§ Problem details
How many lines of these entries hold the string "header"? Reply with the number alone.

··· Stored rows

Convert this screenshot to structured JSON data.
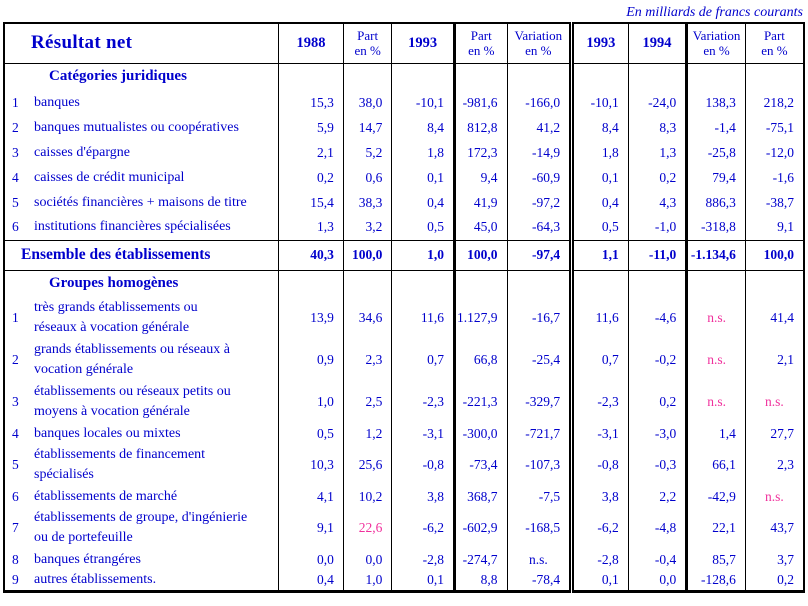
{
  "caption": "En milliards de francs courants",
  "colors": {
    "text_blue": "#0000cc",
    "highlight_pink": "#f0309c",
    "border_black": "#000000",
    "background": "#ffffff"
  },
  "table": {
    "title": "Résultat net",
    "columns": [
      "1988",
      "Part\nen %",
      "1993",
      "Part\nen %",
      "Variation\nen %",
      "1993",
      "1994",
      "Variation\nen %",
      "Part\nen %"
    ],
    "sections": [
      {
        "header": "Catégories juridiques",
        "rows": [
          {
            "n": "1",
            "label": "banques",
            "twoline": false,
            "values": [
              "15,3",
              "38,0",
              "-10,1",
              "-981,6",
              "-166,0",
              "-10,1",
              "-24,0",
              "138,3",
              "218,2"
            ],
            "pink": []
          },
          {
            "n": "2",
            "label": "banques mutualistes ou coopératives",
            "twoline": false,
            "values": [
              "5,9",
              "14,7",
              "8,4",
              "812,8",
              "41,2",
              "8,4",
              "8,3",
              "-1,4",
              "-75,1"
            ],
            "pink": []
          },
          {
            "n": "3",
            "label": "caisses d'épargne",
            "twoline": false,
            "values": [
              "2,1",
              "5,2",
              "1,8",
              "172,3",
              "-14,9",
              "1,8",
              "1,3",
              "-25,8",
              "-12,0"
            ],
            "pink": []
          },
          {
            "n": "4",
            "label": "caisses de crédit municipal",
            "twoline": false,
            "values": [
              "0,2",
              "0,6",
              "0,1",
              "9,4",
              "-60,9",
              "0,1",
              "0,2",
              "79,4",
              "-1,6"
            ],
            "pink": []
          },
          {
            "n": "5",
            "label": "sociétés financières + maisons de titre",
            "twoline": false,
            "values": [
              "15,4",
              "38,3",
              "0,4",
              "41,9",
              "-97,2",
              "0,4",
              "4,3",
              "886,3",
              "-38,7"
            ],
            "pink": []
          },
          {
            "n": "6",
            "label": "institutions financières spécialisées",
            "twoline": false,
            "values": [
              "1,3",
              "3,2",
              "0,5",
              "45,0",
              "-64,3",
              "0,5",
              "-1,0",
              "-318,8",
              "9,1"
            ],
            "pink": []
          }
        ]
      },
      {
        "header": "Groupes homogènes",
        "rows": [
          {
            "n": "1",
            "label": "très grands établissements ou\nréseaux à vocation générale",
            "twoline": true,
            "values": [
              "13,9",
              "34,6",
              "11,6",
              "1.127,9",
              "-16,7",
              "11,6",
              "-4,6",
              "n.s.",
              "41,4"
            ],
            "pink": [
              7
            ]
          },
          {
            "n": "2",
            "label": "grands établissements ou réseaux à\nvocation générale",
            "twoline": true,
            "values": [
              "0,9",
              "2,3",
              "0,7",
              "66,8",
              "-25,4",
              "0,7",
              "-0,2",
              "n.s.",
              "2,1"
            ],
            "pink": [
              7
            ]
          },
          {
            "n": "3",
            "label": "établissements ou réseaux petits ou\nmoyens à vocation générale",
            "twoline": true,
            "values": [
              "1,0",
              "2,5",
              "-2,3",
              "-221,3",
              "-329,7",
              "-2,3",
              "0,2",
              "n.s.",
              "n.s."
            ],
            "pink": [
              7,
              8
            ]
          },
          {
            "n": "4",
            "label": "banques locales ou mixtes",
            "twoline": false,
            "values": [
              "0,5",
              "1,2",
              "-3,1",
              "-300,0",
              "-721,7",
              "-3,1",
              "-3,0",
              "1,4",
              "27,7"
            ],
            "pink": []
          },
          {
            "n": "5",
            "label": "établissements de financement\nspécialisés",
            "twoline": true,
            "values": [
              "10,3",
              "25,6",
              "-0,8",
              "-73,4",
              "-107,3",
              "-0,8",
              "-0,3",
              "66,1",
              "2,3"
            ],
            "pink": []
          },
          {
            "n": "6",
            "label": "établissements de marché",
            "twoline": false,
            "values": [
              "4,1",
              "10,2",
              "3,8",
              "368,7",
              "-7,5",
              "3,8",
              "2,2",
              "-42,9",
              "n.s."
            ],
            "pink": [
              8
            ]
          },
          {
            "n": "7",
            "label": "établissements de groupe, d'ingénierie\nou de portefeuille",
            "twoline": true,
            "values": [
              "9,1",
              "22,6",
              "-6,2",
              "-602,9",
              "-168,5",
              "-6,2",
              "-4,8",
              "22,1",
              "43,7"
            ],
            "pink": [
              1
            ]
          },
          {
            "n": "8",
            "label": "banques étrangéres",
            "twoline": false,
            "values": [
              "0,0",
              "0,0",
              "-2,8",
              "-274,7",
              "n.s.",
              "-2,8",
              "-0,4",
              "85,7",
              "3,7"
            ],
            "pink": []
          },
          {
            "n": "9",
            "label": "autres établissements.",
            "twoline": false,
            "values": [
              "0,4",
              "1,0",
              "0,1",
              "8,8",
              "-78,4",
              "0,1",
              "0,0",
              "-128,6",
              "0,2"
            ],
            "pink": []
          }
        ]
      }
    ],
    "total_row": {
      "label": "Ensemble des établissements",
      "values": [
        "40,3",
        "100,0",
        "1,0",
        "100,0",
        "-97,4",
        "1,1",
        "-11,0",
        "-1.134,6",
        "100,0"
      ],
      "pink": []
    }
  }
}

······

§ Output of the exercise
2